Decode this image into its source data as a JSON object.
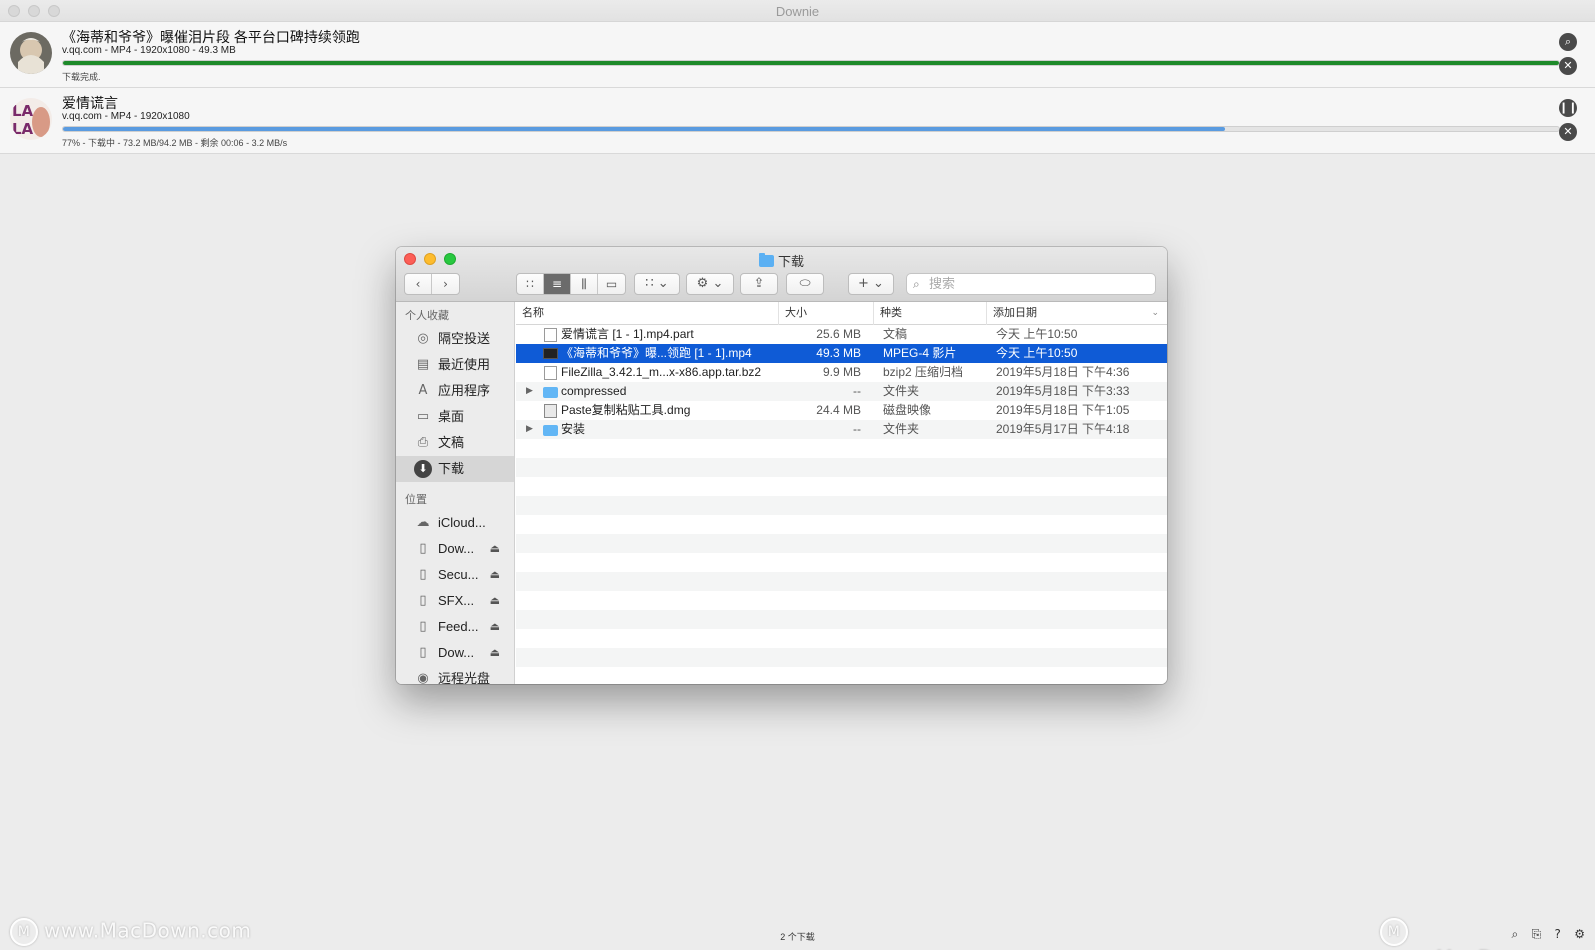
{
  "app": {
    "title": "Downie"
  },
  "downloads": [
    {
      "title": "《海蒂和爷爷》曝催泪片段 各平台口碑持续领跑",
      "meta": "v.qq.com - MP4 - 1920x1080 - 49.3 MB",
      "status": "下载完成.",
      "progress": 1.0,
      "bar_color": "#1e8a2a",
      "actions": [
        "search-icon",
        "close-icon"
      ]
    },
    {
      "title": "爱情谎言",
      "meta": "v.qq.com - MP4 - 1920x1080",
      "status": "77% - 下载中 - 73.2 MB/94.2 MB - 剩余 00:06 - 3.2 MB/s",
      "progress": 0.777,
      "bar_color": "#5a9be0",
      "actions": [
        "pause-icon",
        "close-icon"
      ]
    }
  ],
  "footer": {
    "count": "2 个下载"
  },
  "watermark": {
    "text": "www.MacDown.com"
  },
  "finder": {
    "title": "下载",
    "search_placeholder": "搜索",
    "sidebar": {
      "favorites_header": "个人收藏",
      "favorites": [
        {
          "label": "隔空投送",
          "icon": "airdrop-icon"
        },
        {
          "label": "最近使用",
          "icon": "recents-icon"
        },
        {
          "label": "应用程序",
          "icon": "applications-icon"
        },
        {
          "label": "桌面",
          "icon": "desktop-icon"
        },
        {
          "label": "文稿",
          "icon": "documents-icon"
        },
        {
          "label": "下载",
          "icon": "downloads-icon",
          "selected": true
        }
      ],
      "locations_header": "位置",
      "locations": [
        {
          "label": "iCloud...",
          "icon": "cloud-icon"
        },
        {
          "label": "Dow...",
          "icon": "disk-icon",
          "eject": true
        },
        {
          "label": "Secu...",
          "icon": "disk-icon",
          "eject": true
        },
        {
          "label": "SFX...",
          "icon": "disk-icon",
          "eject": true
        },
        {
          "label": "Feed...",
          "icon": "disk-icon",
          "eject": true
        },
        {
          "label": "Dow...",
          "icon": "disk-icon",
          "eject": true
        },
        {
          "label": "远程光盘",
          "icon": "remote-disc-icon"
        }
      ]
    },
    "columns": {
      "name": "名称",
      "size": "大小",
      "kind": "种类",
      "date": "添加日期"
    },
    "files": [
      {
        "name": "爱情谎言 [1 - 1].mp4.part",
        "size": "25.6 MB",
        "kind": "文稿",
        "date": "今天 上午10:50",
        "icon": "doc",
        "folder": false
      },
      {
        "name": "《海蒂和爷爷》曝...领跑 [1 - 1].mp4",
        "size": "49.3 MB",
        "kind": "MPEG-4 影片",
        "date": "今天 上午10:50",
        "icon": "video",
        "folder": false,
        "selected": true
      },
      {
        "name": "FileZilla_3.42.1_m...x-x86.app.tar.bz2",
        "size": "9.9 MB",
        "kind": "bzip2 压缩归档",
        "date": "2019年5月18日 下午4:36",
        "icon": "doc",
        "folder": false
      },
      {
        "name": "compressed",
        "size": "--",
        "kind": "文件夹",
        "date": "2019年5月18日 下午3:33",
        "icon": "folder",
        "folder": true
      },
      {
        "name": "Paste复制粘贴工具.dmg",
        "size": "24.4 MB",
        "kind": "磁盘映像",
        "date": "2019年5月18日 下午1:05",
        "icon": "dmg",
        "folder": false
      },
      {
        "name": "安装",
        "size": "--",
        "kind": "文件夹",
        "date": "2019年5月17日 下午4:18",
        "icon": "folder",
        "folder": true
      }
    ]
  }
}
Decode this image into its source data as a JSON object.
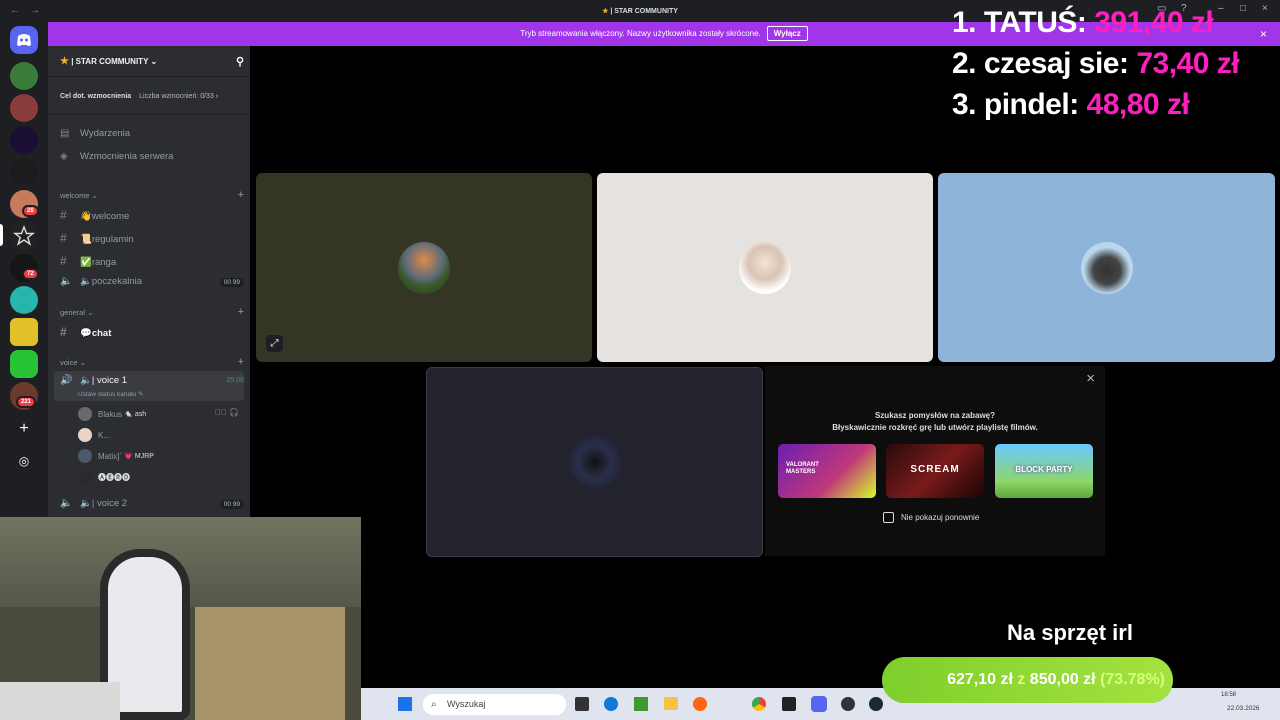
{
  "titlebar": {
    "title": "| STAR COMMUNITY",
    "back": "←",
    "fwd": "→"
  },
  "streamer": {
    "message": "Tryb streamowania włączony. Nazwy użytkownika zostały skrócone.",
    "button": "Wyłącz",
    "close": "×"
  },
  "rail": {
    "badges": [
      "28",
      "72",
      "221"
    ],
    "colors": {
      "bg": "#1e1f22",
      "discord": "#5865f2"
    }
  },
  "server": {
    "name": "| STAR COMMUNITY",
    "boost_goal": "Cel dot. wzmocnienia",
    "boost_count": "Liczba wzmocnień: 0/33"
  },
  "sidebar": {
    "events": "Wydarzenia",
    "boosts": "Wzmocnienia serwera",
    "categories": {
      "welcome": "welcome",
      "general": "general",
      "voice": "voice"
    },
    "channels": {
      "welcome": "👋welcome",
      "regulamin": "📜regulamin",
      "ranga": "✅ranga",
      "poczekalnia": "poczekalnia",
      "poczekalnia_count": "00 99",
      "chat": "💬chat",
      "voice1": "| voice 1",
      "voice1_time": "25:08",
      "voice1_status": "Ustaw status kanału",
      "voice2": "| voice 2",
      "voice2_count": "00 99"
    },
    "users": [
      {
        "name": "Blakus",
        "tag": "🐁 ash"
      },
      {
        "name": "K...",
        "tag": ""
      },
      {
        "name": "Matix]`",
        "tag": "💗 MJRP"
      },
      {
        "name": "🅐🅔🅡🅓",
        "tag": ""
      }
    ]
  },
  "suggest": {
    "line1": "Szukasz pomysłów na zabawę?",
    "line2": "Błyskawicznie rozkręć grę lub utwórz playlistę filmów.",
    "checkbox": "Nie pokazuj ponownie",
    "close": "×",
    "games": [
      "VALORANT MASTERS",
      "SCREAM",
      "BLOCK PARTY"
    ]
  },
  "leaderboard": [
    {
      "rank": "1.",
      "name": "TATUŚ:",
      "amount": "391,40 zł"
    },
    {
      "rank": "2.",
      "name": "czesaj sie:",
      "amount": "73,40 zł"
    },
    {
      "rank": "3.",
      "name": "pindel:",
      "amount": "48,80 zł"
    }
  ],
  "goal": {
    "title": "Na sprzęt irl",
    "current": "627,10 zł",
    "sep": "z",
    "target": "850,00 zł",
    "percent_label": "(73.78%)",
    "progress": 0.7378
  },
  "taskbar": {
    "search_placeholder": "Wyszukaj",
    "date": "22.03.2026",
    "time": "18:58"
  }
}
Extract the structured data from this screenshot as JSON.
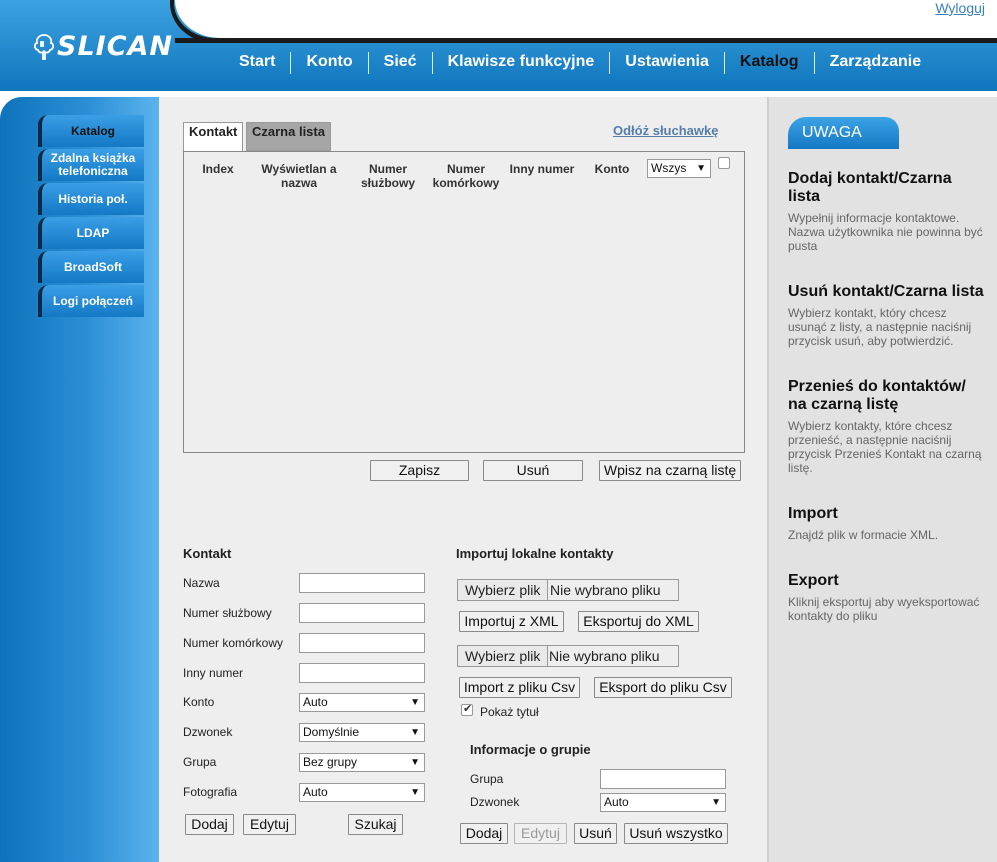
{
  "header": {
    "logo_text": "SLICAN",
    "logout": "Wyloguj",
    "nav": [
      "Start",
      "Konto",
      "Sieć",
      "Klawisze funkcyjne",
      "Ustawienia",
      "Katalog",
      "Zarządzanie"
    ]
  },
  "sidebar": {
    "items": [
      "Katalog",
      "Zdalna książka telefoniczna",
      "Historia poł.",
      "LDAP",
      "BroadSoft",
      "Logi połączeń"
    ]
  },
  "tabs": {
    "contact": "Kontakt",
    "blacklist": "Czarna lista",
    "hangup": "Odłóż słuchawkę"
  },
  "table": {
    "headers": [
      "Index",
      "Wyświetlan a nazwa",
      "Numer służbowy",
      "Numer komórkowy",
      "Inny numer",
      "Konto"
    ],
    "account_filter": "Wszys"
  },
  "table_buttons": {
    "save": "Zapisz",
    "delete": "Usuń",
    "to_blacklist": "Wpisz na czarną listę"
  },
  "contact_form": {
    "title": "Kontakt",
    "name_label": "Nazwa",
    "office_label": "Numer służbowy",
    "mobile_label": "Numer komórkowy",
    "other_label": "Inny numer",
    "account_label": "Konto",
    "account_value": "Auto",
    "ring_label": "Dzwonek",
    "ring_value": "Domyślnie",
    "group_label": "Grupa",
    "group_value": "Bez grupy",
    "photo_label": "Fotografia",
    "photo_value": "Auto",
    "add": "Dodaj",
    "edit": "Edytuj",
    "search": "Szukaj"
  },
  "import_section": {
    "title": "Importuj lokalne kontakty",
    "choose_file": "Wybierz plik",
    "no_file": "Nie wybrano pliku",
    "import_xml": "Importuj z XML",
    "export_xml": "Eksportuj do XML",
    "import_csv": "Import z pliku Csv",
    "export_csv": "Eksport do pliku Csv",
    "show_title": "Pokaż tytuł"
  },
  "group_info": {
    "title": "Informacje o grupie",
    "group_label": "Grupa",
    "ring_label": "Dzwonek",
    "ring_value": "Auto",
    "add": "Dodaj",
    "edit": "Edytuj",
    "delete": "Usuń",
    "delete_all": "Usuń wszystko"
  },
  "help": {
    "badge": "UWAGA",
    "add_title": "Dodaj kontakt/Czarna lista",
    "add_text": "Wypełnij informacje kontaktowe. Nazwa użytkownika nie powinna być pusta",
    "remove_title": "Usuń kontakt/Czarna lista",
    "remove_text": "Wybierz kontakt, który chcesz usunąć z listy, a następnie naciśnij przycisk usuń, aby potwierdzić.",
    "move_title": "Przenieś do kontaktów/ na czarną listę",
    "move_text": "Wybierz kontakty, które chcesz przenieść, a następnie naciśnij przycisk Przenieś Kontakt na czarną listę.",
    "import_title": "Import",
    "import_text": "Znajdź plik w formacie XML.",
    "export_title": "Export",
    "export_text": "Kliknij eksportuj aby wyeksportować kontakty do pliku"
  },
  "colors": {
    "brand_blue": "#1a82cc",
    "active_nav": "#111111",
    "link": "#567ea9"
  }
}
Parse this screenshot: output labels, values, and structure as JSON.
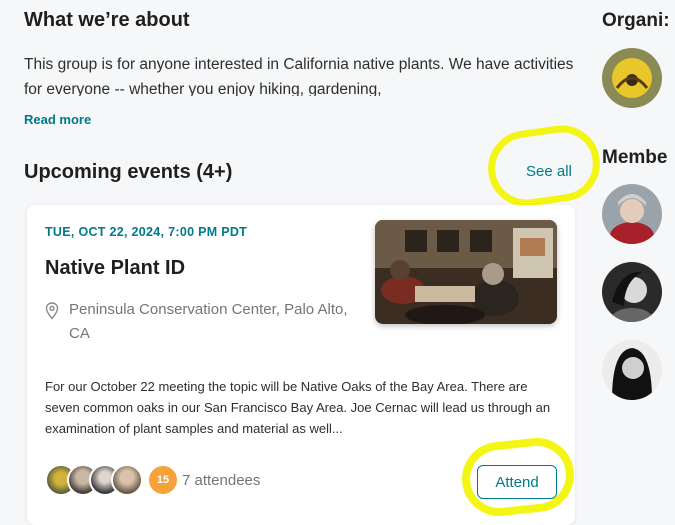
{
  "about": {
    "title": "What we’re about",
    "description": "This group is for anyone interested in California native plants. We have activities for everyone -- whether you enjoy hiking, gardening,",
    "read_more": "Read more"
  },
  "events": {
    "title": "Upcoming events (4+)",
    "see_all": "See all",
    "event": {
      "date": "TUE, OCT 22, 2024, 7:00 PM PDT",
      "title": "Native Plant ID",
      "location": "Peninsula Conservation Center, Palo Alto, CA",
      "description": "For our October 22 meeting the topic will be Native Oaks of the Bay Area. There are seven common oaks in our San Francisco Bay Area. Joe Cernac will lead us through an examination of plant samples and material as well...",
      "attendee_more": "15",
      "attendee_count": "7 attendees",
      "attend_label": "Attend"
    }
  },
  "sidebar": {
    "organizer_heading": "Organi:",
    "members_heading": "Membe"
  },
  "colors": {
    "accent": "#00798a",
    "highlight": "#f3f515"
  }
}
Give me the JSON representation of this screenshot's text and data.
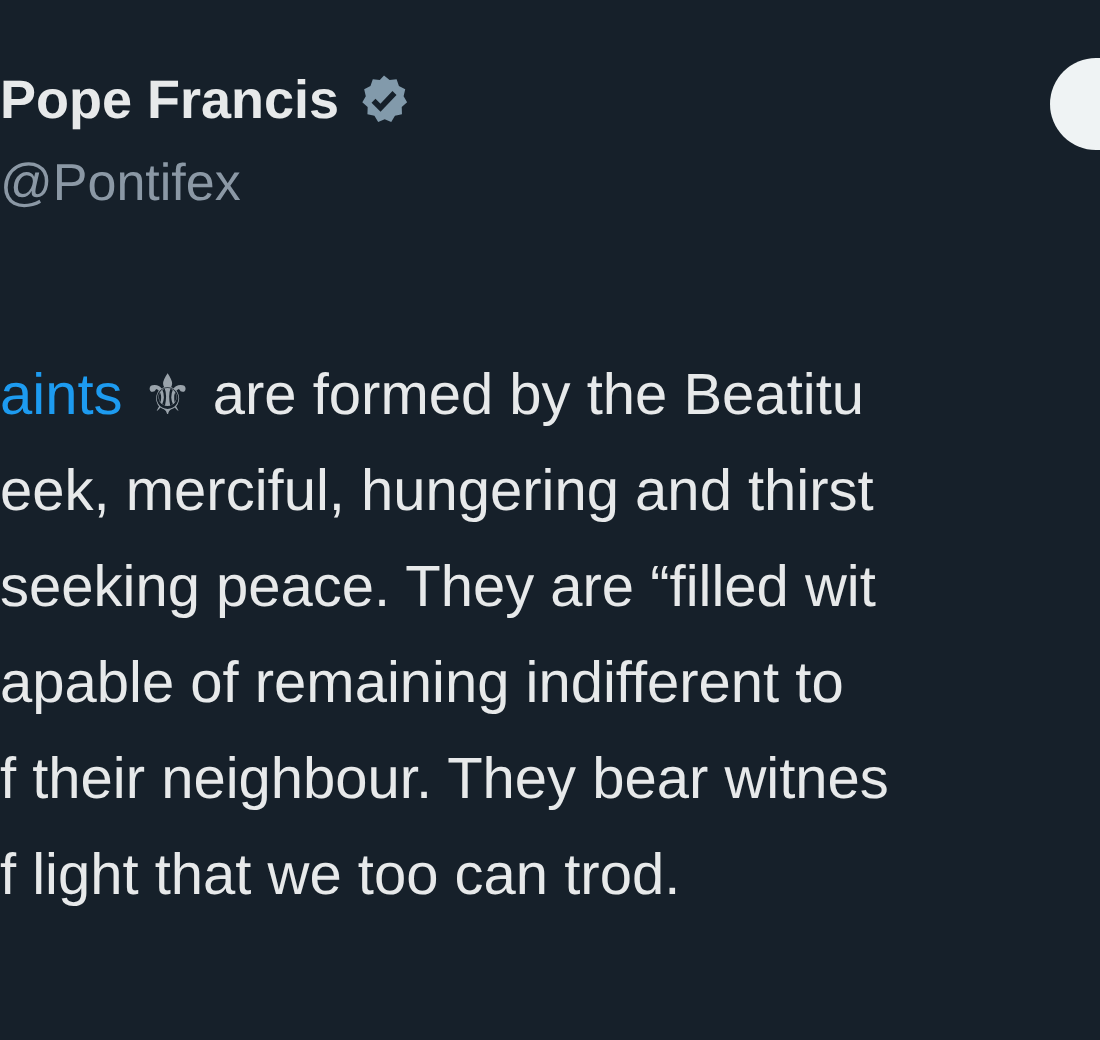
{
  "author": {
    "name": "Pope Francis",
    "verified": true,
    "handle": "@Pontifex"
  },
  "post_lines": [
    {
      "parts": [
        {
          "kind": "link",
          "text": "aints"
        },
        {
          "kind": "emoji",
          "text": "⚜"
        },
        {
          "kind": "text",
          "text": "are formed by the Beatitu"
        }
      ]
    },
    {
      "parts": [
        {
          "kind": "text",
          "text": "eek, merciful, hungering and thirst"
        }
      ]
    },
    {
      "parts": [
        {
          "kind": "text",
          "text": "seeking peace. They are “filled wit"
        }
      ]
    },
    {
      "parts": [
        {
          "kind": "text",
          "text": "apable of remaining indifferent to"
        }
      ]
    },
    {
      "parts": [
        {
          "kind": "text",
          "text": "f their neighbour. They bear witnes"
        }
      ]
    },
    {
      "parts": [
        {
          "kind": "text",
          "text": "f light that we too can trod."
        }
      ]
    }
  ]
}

------------------------------------

Every line holding "chcesz" should be copied out.

    "remove_text": "Wybierz kontakt, który chcesz usunąć z listy, a następnie naciśnij przycisk usuń, aby potwierdzić.",
    "move_text": "Wybierz kontakty, które chcesz przenieść, a następnie naciśnij przycisk Przenieś Kontakt na czarną listę.",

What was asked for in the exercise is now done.